> O que se espera
Retorne literalmente, sem nenhuma alteração, a parte do texto sobre os catadores que devolveram o dinheiro que se inicia com as palavras "Autor: ANTÔNIO ALBERTO" e termina com "da federação brasileira.".

━━━━━ Trecho do documento

Autor: ANTÔNIO ALBERTO
MACHADO, membro do Ministério Público do Estado de São Paulo e professor
livre-docente do curso de direito da Universidade Estadual Paulista
(Unesp), campus de Franca-S
“HONESTIDADE
EM ESTADO PURO.
Vejo nas mídias que dois catadores de lixo encontraram 20
mil reais na rua, cuja soma havia sido furtada a um restaurante de São
Paulo. A dupla procurou a polícia e fez com que o dinheiro fosse
devolvido aos donos. Os dois autores da façanha são um casal de sem-teto,
que mora sob um viaduto, ao relento, vivendo miseravelmente abandonado na
maior e mais rica capital da federação brasileira.
É
fácil ver pela aparência de ambos, estampada nos jornais, que não têm
nada de seu. Andam mal vestidos, magérrimos, sem dinheiro, sem casa, sem
saúde, sem trabalho, sem perspectivas, sem sonhos, enfim, desprovidos de tudo.

━━━━━━━━━━
━━━━━ Dados disponíveis

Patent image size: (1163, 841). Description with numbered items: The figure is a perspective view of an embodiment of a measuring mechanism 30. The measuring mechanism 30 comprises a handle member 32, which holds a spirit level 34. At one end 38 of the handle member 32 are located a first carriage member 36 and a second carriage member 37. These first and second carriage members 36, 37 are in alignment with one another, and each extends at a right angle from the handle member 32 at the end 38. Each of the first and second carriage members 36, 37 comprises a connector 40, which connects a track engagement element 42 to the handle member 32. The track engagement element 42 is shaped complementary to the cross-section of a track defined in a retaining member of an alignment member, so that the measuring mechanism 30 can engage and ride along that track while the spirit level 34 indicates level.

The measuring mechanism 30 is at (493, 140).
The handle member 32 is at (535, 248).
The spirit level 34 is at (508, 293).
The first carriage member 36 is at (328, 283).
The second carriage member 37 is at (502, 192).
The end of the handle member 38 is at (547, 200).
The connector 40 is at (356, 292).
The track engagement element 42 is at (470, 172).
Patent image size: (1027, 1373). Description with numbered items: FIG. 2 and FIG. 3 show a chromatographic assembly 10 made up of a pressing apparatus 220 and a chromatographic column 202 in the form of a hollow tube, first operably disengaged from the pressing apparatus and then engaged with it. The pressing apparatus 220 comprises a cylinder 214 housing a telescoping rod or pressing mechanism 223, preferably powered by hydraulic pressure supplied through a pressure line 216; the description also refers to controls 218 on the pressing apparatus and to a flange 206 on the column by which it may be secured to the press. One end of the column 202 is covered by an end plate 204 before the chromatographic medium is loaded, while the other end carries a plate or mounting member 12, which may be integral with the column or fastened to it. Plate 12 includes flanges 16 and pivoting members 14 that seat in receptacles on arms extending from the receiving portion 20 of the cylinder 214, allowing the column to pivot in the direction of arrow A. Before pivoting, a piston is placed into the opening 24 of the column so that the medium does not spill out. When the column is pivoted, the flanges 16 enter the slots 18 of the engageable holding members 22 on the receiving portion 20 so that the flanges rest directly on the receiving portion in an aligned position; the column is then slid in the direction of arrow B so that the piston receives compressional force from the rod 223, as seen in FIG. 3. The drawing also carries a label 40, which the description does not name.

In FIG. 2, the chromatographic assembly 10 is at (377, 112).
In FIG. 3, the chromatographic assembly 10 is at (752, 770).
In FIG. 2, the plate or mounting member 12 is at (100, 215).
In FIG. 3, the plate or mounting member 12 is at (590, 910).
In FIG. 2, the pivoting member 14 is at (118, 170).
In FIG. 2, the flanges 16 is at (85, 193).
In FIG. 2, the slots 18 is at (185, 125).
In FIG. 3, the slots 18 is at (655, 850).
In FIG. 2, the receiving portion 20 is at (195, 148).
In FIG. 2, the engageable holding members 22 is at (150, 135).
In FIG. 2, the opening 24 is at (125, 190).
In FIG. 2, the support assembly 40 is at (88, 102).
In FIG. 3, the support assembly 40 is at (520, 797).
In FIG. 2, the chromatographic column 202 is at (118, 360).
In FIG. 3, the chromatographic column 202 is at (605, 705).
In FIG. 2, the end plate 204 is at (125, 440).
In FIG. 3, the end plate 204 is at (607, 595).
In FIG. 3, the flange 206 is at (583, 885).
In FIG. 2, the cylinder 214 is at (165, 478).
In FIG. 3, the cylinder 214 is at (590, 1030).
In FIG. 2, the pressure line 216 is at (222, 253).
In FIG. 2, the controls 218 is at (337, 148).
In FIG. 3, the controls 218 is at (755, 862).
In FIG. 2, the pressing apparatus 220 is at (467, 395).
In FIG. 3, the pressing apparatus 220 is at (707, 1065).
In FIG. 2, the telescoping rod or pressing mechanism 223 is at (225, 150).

━━━━━━━━━━

> Resultado da tarefa
Autor: ANTÔNIO ALBERTO
MACHADO, membro do Ministério Público do Estado de São Paulo e professor
livre-docente do curso de direito da Universidade Estadual Paulista
(Unesp), campus de Franca-S
“HONESTIDADE
EM ESTADO PURO.
Vejo nas mídias que dois catadores de lixo encontraram 20
mil reais na rua, cuja soma havia sido furtada a um restaurante de São
Paulo. A dupla procurou a polícia e fez com que o dinheiro fosse
devolvido aos donos. Os dois autores da façanha são um casal de sem-teto,
que mora sob um viaduto, ao relento, vivendo miseravelmente abandonado na
maior e mais rica capital da federação brasileira.